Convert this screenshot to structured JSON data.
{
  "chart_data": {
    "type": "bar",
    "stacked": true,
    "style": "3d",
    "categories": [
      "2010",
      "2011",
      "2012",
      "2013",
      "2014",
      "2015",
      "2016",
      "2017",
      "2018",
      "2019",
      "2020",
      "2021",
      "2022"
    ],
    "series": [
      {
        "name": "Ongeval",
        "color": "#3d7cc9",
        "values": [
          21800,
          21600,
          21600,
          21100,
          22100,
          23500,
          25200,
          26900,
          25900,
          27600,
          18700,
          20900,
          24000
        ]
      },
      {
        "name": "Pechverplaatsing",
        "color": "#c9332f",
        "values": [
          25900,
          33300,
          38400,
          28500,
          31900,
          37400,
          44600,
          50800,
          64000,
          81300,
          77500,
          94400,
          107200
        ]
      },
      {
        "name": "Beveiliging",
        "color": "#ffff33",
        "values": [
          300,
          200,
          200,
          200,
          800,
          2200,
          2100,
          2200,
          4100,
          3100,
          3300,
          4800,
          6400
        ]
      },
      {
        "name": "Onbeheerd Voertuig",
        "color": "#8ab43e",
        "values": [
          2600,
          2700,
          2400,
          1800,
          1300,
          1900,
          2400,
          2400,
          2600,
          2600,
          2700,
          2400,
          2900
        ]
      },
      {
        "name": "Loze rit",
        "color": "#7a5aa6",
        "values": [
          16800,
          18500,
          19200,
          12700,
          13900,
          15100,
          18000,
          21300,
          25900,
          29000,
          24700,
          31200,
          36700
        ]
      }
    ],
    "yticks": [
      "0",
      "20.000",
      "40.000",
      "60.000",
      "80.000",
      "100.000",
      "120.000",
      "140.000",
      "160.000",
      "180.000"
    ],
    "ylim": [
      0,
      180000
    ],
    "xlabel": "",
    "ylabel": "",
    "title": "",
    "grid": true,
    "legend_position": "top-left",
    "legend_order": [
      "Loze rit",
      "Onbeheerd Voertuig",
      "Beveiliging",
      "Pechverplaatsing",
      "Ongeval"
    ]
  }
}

SET TASK ▸
All of the data must be returned exactly.

EXERCISE RESULT ▸
Convert this screenshot to structured JSON data.
{
  "chart_data": {
    "type": "bar",
    "stacked": true,
    "style": "3d",
    "categories": [
      "2010",
      "2011",
      "2012",
      "2013",
      "2014",
      "2015",
      "2016",
      "2017",
      "2018",
      "2019",
      "2020",
      "2021",
      "2022"
    ],
    "series": [
      {
        "name": "Ongeval",
        "color": "#3d7cc9",
        "values": [
          21800,
          21600,
          21600,
          21100,
          22100,
          23500,
          25200,
          26900,
          25900,
          27600,
          18700,
          20900,
          24000
        ]
      },
      {
        "name": "Pechverplaatsing",
        "color": "#c9332f",
        "values": [
          25900,
          33300,
          38400,
          28500,
          31900,
          37400,
          44600,
          50800,
          64000,
          81300,
          77500,
          94400,
          107200
        ]
      },
      {
        "name": "Beveiliging",
        "color": "#ffff33",
        "values": [
          300,
          200,
          200,
          200,
          800,
          2200,
          2100,
          2200,
          4100,
          3100,
          3300,
          4800,
          6400
        ]
      },
      {
        "name": "Onbeheerd Voertuig",
        "color": "#8ab43e",
        "values": [
          2600,
          2700,
          2400,
          1800,
          1300,
          1900,
          2400,
          2400,
          2600,
          2600,
          2700,
          2400,
          2900
        ]
      },
      {
        "name": "Loze rit",
        "color": "#7a5aa6",
        "values": [
          16800,
          18500,
          19200,
          12700,
          13900,
          15100,
          18000,
          21300,
          25900,
          29000,
          24700,
          31200,
          36700
        ]
      }
    ],
    "yticks": [
      "0",
      "20.000",
      "40.000",
      "60.000",
      "80.000",
      "100.000",
      "120.000",
      "140.000",
      "160.000",
      "180.000"
    ],
    "ylim": [
      0,
      180000
    ],
    "xlabel": "",
    "ylabel": "",
    "title": "",
    "grid": true,
    "legend_position": "top-left",
    "legend_order": [
      "Loze rit",
      "Onbeheerd Voertuig",
      "Beveiliging",
      "Pechverplaatsing",
      "Ongeval"
    ]
  }
}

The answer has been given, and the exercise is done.